LISTED RECORDS:
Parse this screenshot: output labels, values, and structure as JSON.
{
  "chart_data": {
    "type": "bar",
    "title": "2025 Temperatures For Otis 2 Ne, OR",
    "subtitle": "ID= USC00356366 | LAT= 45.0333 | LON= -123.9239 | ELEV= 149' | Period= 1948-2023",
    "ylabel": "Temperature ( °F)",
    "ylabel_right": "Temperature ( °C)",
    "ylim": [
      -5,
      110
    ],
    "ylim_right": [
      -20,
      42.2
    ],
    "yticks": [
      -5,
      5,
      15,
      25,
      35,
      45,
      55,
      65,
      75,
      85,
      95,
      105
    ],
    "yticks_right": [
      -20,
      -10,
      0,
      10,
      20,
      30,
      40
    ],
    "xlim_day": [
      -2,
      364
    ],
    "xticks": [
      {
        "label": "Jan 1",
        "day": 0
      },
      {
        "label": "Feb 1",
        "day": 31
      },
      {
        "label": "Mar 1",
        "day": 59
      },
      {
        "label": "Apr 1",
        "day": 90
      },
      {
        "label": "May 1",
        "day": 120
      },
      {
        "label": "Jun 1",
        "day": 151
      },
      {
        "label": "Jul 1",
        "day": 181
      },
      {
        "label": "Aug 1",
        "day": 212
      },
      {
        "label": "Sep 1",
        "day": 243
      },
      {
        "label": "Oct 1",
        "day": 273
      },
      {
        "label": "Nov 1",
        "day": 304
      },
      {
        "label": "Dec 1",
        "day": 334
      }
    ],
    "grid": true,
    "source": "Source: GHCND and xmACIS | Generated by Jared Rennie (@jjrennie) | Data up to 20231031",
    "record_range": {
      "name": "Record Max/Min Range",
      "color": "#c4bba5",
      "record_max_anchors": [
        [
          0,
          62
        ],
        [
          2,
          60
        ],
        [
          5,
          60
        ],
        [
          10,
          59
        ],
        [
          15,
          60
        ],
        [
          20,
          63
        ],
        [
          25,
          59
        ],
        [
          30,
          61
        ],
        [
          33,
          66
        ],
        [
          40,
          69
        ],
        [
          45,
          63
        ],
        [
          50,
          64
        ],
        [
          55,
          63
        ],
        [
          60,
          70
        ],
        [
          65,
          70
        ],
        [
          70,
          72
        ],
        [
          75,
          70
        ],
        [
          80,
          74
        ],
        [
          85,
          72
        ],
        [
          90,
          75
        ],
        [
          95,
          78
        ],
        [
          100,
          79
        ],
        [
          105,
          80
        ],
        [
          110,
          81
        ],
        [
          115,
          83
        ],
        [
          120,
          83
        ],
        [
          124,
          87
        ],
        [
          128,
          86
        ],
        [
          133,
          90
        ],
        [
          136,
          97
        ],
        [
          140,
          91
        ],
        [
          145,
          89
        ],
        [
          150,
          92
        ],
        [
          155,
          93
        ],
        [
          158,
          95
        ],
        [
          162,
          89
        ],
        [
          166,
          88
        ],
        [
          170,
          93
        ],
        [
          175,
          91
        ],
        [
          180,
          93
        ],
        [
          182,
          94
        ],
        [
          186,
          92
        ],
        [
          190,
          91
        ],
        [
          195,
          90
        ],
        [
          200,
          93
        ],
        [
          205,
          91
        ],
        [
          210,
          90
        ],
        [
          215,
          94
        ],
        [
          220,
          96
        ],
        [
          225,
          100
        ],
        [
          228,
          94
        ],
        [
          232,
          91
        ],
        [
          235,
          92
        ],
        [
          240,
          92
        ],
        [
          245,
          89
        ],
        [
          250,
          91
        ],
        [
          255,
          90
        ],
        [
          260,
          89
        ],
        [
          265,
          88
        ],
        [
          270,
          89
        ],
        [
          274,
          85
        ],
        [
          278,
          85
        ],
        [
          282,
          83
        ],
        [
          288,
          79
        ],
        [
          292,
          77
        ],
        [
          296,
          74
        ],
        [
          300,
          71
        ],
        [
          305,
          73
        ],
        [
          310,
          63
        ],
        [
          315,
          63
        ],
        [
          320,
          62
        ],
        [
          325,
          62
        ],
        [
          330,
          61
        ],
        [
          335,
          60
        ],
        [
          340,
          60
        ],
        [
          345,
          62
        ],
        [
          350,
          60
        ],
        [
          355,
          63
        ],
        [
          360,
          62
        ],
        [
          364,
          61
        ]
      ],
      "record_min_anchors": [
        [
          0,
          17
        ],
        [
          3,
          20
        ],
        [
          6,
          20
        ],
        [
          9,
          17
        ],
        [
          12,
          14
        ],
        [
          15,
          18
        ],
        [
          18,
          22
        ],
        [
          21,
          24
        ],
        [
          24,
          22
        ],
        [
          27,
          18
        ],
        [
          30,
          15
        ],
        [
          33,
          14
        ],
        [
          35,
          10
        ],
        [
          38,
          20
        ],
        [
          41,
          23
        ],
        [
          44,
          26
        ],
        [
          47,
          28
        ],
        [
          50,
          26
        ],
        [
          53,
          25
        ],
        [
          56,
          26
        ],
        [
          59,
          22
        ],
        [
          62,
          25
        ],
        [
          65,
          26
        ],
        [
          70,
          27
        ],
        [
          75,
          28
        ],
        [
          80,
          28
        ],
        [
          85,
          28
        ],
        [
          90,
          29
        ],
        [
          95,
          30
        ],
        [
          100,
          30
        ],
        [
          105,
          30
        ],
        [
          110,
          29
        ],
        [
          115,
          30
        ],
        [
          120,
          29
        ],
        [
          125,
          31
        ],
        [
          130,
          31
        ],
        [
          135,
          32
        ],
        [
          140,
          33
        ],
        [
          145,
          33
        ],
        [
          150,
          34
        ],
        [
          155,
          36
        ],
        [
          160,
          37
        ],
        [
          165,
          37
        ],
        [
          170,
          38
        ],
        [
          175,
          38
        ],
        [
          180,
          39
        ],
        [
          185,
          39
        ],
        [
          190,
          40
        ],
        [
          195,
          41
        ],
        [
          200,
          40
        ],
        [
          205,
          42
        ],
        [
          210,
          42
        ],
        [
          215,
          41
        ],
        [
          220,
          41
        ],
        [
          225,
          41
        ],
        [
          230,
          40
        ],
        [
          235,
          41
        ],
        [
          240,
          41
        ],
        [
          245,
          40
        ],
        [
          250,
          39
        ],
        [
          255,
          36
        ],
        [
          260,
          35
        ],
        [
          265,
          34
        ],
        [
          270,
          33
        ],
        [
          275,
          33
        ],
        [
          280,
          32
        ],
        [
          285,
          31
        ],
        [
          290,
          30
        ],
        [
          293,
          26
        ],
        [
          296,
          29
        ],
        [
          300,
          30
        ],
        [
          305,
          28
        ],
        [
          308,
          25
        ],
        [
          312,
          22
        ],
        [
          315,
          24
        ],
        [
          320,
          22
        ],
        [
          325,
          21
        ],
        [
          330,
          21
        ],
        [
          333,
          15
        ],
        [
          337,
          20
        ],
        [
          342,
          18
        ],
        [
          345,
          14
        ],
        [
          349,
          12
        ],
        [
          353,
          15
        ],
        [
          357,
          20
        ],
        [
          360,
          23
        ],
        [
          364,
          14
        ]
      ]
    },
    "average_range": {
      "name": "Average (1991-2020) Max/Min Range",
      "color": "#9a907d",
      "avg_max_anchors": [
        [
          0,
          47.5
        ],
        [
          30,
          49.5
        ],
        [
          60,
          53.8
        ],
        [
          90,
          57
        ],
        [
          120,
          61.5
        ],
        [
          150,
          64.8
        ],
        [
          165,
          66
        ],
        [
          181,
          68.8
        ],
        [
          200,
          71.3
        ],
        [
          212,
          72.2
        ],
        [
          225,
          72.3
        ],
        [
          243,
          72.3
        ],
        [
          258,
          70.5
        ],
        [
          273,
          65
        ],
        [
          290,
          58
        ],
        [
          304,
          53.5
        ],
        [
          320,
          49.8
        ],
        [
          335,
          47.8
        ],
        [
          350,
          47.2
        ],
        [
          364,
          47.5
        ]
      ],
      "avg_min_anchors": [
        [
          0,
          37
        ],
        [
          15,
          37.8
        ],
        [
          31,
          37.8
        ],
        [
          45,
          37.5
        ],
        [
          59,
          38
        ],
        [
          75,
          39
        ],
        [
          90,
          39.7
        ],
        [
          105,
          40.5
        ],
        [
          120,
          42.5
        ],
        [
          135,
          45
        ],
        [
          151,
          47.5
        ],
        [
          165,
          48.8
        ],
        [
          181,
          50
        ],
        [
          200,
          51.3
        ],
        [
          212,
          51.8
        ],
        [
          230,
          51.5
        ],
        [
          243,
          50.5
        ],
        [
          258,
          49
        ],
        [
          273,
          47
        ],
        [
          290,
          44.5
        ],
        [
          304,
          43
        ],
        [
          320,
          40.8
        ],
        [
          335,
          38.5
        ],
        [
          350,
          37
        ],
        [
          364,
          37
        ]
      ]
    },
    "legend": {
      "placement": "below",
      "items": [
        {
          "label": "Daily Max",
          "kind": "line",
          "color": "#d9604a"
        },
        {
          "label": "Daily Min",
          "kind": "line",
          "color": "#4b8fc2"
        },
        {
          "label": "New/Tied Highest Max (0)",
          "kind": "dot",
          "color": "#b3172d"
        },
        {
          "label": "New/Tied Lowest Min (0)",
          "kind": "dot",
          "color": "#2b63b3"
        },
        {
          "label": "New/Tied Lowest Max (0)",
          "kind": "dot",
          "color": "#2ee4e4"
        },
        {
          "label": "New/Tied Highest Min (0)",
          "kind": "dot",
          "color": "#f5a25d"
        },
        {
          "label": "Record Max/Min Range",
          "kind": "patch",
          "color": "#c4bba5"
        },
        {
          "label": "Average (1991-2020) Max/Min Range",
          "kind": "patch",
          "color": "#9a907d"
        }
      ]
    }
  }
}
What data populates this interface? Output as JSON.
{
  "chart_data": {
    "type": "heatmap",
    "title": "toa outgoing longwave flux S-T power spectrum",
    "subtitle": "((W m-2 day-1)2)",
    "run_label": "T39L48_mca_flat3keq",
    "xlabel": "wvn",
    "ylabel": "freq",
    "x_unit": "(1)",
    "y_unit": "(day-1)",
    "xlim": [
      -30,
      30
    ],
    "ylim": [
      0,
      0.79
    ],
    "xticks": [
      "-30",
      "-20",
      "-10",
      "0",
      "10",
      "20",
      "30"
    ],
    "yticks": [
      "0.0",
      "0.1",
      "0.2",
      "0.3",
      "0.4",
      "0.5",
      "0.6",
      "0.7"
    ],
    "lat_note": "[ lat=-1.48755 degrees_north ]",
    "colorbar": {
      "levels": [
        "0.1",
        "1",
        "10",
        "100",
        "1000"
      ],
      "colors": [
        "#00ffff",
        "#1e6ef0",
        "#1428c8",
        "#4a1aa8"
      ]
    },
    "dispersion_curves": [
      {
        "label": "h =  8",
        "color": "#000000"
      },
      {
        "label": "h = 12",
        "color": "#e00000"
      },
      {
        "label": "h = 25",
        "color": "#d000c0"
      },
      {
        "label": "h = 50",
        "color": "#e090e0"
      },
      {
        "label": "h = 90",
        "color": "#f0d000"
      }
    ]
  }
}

WORK INSTRUCTIONS: For the entries shown above, give the number of lines that include the word "subtitle", without any other text.

TASK SOLUTION: 2